■ **Short exercise**
Show only lines that include "MASW".

■ **Material for this exercise**
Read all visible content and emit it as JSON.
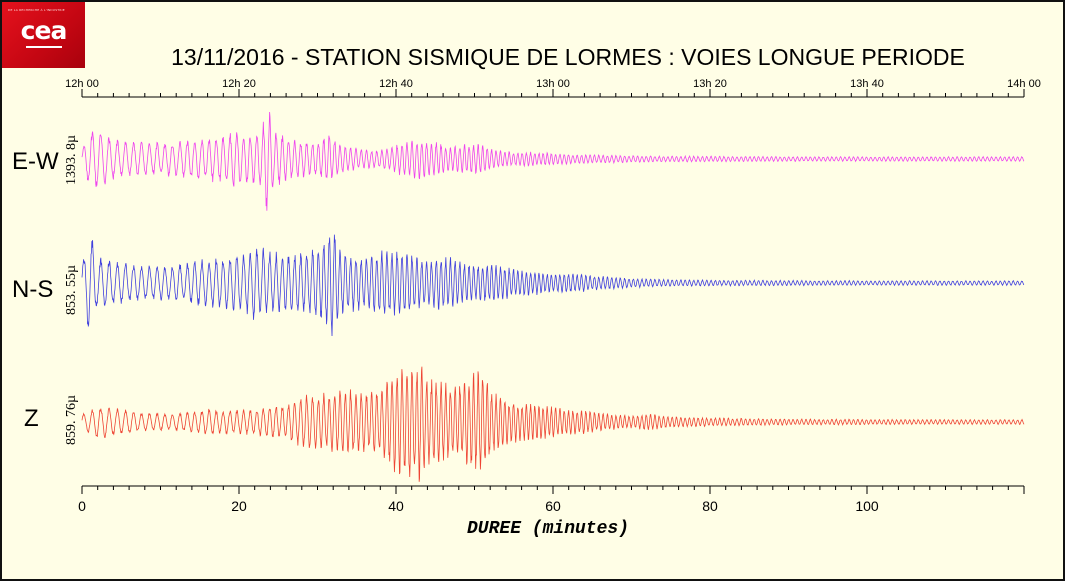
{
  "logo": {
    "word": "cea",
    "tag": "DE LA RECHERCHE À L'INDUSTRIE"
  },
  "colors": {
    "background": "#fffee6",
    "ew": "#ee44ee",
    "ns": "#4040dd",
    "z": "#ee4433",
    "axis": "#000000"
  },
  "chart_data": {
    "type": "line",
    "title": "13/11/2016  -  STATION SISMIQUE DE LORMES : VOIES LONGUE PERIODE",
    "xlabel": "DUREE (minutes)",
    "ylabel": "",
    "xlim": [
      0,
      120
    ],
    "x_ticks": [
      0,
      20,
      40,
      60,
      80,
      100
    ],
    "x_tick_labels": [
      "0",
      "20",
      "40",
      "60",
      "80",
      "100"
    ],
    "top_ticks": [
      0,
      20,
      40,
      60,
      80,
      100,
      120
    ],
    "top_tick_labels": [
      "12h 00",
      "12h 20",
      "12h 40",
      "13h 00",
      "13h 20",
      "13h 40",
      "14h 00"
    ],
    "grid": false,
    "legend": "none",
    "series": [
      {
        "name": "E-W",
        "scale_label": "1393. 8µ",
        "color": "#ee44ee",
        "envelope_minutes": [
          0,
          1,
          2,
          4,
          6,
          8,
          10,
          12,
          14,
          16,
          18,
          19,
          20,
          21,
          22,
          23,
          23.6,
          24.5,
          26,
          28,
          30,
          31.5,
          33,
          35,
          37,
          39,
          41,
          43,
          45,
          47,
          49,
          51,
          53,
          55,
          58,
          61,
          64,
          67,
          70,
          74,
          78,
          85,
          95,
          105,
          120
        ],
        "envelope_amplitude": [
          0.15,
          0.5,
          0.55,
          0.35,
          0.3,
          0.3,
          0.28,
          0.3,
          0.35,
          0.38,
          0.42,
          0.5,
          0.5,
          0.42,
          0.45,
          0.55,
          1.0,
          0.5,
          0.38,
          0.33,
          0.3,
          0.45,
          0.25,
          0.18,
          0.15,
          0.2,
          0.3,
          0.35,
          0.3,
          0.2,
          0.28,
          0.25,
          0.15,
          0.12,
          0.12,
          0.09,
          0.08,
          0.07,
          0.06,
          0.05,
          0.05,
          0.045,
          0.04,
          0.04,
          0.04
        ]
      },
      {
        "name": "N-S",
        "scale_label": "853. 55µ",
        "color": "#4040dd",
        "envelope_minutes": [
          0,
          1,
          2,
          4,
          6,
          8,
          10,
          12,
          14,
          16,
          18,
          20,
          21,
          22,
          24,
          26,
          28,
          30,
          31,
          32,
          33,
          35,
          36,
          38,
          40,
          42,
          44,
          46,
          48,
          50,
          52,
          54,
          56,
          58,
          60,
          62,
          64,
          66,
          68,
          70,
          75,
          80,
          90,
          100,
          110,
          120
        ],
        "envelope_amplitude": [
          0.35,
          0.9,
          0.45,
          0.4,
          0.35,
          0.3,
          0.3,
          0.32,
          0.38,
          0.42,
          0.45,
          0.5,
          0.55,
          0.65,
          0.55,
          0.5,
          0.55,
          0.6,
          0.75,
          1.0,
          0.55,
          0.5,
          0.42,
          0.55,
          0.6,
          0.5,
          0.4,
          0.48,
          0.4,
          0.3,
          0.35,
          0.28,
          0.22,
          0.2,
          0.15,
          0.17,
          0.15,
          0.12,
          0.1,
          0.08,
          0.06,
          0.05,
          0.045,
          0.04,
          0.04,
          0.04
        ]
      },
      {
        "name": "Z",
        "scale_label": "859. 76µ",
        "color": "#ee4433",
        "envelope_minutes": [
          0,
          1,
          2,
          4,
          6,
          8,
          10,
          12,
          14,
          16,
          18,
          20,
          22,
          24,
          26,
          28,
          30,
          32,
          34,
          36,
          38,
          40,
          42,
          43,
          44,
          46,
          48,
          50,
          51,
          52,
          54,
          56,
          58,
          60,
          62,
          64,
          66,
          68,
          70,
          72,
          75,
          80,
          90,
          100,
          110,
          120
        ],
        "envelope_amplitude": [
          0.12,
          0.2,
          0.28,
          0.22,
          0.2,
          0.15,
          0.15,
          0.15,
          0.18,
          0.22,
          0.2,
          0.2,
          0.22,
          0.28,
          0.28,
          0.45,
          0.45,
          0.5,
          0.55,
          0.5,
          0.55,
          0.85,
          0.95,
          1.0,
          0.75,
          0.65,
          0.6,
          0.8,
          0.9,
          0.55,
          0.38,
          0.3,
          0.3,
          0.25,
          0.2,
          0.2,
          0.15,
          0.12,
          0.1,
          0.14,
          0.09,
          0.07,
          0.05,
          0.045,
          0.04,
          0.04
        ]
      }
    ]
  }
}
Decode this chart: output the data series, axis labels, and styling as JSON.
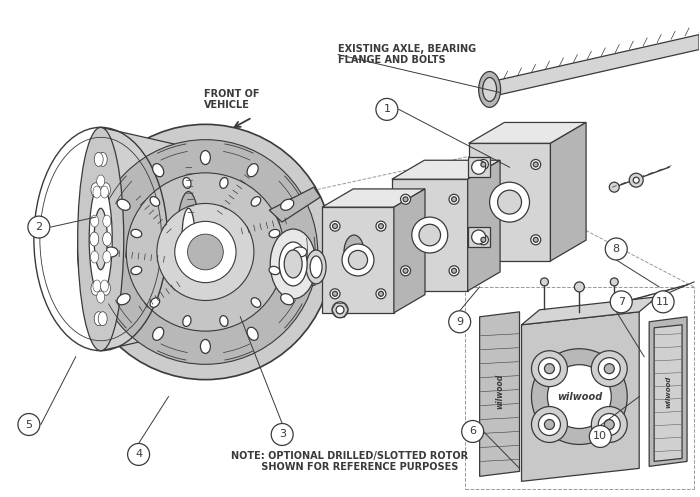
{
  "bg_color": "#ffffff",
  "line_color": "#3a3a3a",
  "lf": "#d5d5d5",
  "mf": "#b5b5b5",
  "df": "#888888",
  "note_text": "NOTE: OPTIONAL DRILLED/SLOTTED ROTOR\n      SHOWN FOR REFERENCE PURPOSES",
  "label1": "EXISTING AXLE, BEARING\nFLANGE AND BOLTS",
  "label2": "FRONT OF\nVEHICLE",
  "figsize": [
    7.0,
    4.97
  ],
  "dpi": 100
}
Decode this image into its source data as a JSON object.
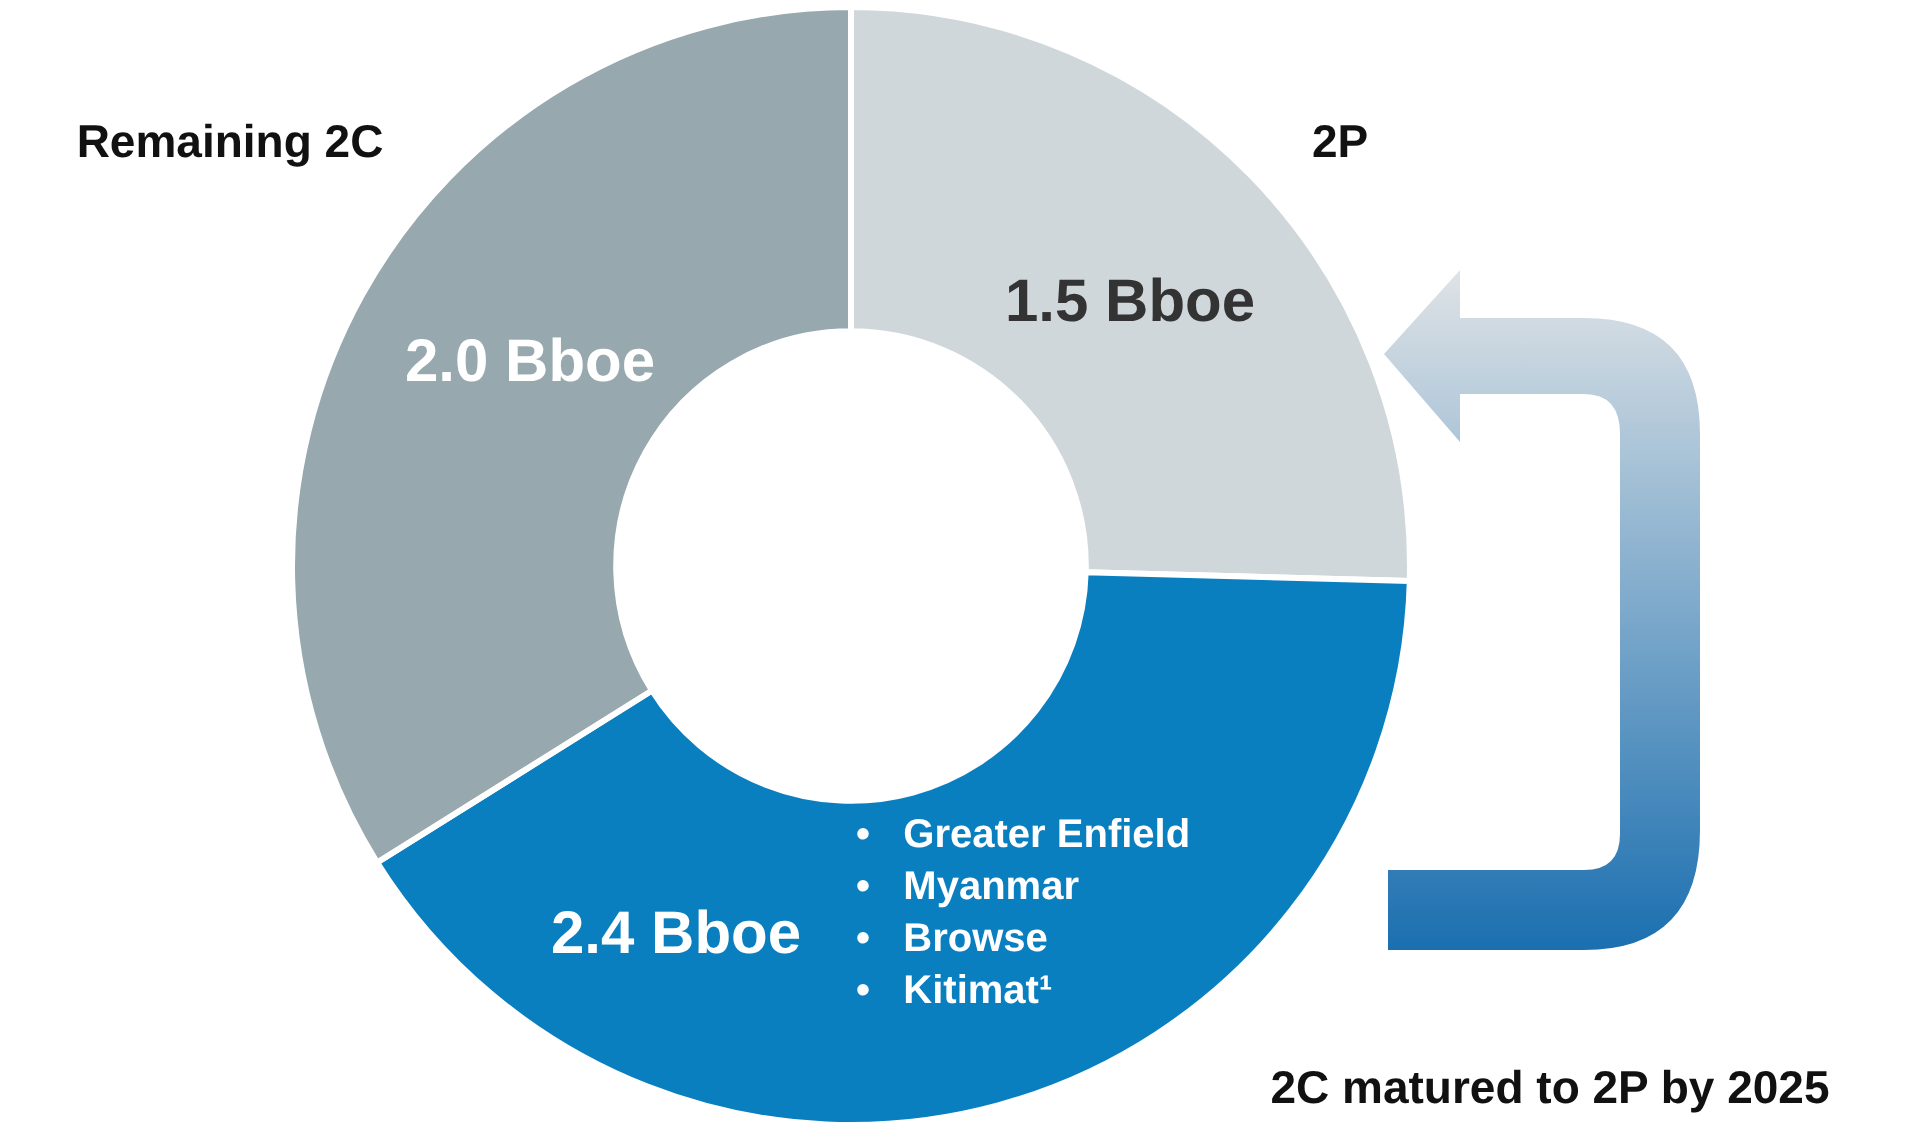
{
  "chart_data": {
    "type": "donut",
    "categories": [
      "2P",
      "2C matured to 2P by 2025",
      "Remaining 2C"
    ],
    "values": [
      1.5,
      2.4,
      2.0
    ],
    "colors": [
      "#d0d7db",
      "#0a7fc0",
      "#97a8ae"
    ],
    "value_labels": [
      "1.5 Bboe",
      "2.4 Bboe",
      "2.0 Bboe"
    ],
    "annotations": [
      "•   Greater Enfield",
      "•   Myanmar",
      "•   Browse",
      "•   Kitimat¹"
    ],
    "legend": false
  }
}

---

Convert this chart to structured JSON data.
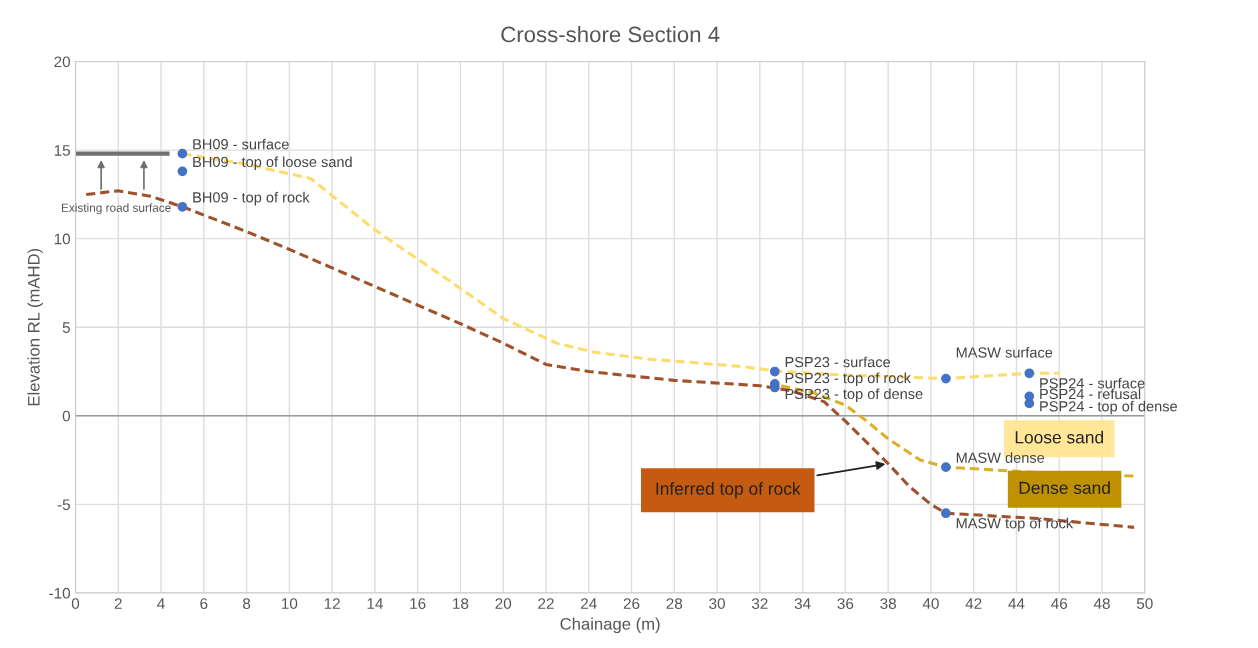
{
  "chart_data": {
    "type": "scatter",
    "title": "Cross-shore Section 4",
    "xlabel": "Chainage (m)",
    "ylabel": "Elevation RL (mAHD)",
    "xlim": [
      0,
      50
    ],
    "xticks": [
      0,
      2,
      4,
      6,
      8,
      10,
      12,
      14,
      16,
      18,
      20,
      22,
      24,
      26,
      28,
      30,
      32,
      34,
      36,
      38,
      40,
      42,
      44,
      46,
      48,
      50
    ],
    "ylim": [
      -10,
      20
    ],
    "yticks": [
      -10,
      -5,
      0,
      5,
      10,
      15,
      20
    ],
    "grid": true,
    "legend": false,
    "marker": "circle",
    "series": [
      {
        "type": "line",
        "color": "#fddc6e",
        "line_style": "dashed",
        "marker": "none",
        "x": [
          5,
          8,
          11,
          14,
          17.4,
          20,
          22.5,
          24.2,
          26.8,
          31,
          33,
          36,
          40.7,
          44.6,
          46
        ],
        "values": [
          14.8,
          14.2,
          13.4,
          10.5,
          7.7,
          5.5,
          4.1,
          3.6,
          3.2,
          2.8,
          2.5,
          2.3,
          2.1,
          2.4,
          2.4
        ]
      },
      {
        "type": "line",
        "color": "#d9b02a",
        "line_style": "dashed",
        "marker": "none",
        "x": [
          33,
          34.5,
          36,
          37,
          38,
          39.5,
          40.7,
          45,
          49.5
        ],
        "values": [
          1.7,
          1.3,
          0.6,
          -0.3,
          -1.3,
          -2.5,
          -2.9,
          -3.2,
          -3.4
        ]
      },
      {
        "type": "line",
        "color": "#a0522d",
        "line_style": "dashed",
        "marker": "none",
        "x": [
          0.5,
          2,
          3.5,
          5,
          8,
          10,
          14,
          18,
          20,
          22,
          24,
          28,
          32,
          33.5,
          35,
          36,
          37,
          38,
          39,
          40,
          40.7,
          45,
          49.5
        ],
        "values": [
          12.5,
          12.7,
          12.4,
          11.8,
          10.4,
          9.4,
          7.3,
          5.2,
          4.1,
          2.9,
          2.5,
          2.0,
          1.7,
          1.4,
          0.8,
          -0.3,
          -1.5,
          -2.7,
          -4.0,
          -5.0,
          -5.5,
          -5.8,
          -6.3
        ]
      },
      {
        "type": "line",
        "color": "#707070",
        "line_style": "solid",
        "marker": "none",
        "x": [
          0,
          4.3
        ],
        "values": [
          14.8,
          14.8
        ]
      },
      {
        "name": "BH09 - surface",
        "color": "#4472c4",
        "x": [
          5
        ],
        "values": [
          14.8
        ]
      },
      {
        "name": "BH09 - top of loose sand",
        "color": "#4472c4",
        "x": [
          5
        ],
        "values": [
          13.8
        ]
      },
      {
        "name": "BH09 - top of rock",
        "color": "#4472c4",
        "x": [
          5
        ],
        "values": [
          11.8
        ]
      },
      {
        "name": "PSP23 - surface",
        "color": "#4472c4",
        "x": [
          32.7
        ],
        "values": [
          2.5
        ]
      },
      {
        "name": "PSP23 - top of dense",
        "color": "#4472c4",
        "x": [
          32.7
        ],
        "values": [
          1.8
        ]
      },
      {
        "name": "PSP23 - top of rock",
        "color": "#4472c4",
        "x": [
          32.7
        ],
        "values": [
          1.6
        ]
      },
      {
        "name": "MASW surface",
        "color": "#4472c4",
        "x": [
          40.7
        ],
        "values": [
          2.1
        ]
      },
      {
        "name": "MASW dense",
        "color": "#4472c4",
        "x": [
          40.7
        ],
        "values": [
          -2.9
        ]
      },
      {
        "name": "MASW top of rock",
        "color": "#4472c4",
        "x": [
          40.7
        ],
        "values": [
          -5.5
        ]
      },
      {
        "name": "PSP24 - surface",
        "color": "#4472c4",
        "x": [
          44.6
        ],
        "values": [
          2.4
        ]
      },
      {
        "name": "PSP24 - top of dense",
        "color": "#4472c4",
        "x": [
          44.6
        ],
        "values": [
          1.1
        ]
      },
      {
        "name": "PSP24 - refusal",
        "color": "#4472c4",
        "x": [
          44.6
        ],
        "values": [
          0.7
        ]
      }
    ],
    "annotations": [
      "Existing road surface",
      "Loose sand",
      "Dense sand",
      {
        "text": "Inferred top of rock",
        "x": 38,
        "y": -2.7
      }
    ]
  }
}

■ **Full answer**
        "name": "MASW surface",
        "name": "MASW dense",
        "name": "MASW top of rock",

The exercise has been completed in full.